(Data excerpts)

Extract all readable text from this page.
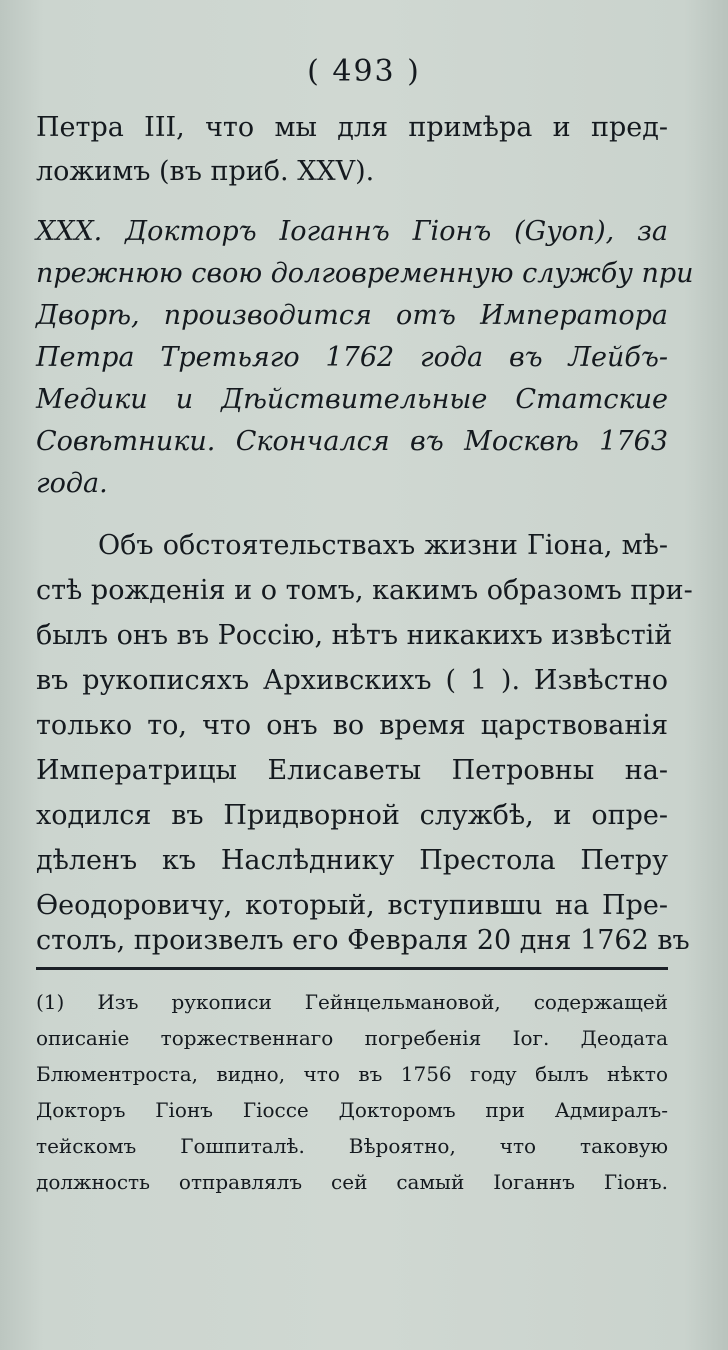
( 493 )
Петра III, что мы для примѣра и пред-
ложимъ (въ приб. XXV).
XXX. Докторъ Іоганнъ Гіонъ (Gyon), за
прежнюю свою долговременную службу при
Дворѣ, производится отъ Императора
Петра Третьяго 1762 года въ Лейбъ-
Медики и Дѣйствительные Статские
Совѣтники. Скончался въ Москвѣ 1763
года.
Объ обстоятельствахъ жизни Гіона, мѣ-
стѣ рожденія и о томъ, какимъ образомъ при-
былъ онъ въ Россію, нѣтъ никакихъ извѣстій
въ рукописяхъ Архивскихъ ( 1 ). Извѣстно
только то, что онъ во время царствованія
Императрицы Елисаветы Петровны на-
ходился въ Придворной службѣ, и опре-
дѣленъ къ Наслѣднику Престола Петру
Ѳеодоровичу, который, вступившu на Пре-
столъ, произвелъ его Февраля 20 дня 1762 въ
(1) Изъ рукописи Гейнцельмановой, содержащей
описаніе торжественнаго погребенія Іог. Деодата
Блюментроста, видно, что въ 1756 году былъ нѣкто
Докторъ Гіонъ Гіоссе Докторомъ при Адмиралъ-
тейскомъ Гошпиталѣ. Вѣроятно, что таковую
должность отправлялъ сей самый Іоганнъ Гіонъ.
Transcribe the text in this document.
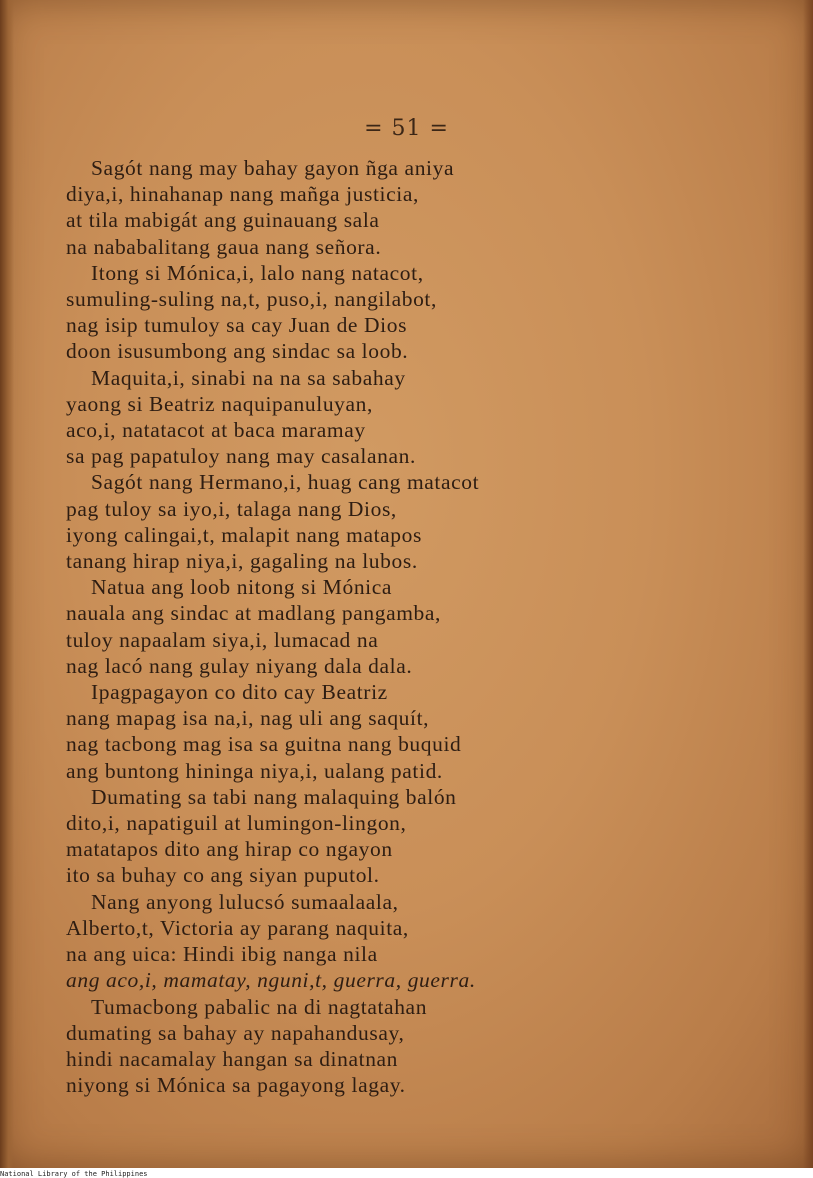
= 51 =
Sagót nang may bahay gayon ñga aniya
diya,i, hinahanap nang mañga justicia,
at tila mabigát ang guinauang sala
na nababalitang gaua nang señora.
Itong si Mónica,i, lalo nang natacot,
sumuling-suling na,t, puso,i, nangilabot,
nag isip tumuloy sa cay Juan de Dios
doon isusumbong ang sindac sa loob.
Maquita,i, sinabi na na sa sabahay
yaong si Beatriz naquipanuluyan,
aco,i, natatacot at baca maramay
sa pag papatuloy nang may casalanan.
Sagót nang Hermano,i, huag cang matacot
pag tuloy sa iyo,i, talaga nang Dios,
iyong calingai,t, malapit nang matapos
tanang hirap niya,i, gagaling na lubos.
Natua ang loob nitong si Mónica
nauala ang sindac at madlang pangamba,
tuloy napaalam siya,i, lumacad na
nag lacó nang gulay niyang dala dala.
Ipagpagayon co dito cay Beatriz
nang mapag isa na,i, nag uli ang saquít,
nag tacbong mag isa sa guitna nang buquid
ang buntong hininga niya,i, ualang patid.
Dumating sa tabi nang malaquing balón
dito,i, napatiguil at lumingon-lingon,
matatapos dito ang hirap co ngayon
ito sa buhay co ang siyan puputol.
Nang anyong lulucsó sumaalaala,
Alberto,t, Victoria ay parang naquita,
na ang uica: Hindi ibig nanga nila
ang aco,i, mamatay, nguni,t, guerra, guerra.
Tumacbong pabalic na di nagtatahan
dumating sa bahay ay napahandusay,
hindi nacamalay hangan sa dinatnan
niyong si Mónica sa pagayong lagay.
National Library of the Philippines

_Written task_.
Scan the material above. Copy each line where "hirap" occurs.

_Response to the task_.
tanang hirap niya,i, gagaling na lubos.
matatapos dito ang hirap co ngayon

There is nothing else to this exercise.